§ **EXERCISE OBJECTIVE**:
Output solely the number of lines containing the string "handlers".

★ ★ ★ ★ ★

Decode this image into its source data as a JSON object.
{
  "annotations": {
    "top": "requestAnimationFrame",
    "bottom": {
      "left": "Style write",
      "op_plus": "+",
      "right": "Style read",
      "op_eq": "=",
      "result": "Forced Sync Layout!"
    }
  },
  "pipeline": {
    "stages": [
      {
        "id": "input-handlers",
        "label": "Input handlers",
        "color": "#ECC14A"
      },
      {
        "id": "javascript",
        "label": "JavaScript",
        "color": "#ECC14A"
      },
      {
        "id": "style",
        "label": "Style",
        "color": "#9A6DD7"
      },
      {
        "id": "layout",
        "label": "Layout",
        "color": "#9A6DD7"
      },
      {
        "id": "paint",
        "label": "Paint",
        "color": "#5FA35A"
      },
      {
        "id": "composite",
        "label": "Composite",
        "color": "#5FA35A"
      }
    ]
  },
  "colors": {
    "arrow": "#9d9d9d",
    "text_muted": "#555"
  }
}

★ ★ ★ ★ ★

§ **EXERCISE RESULT**:
2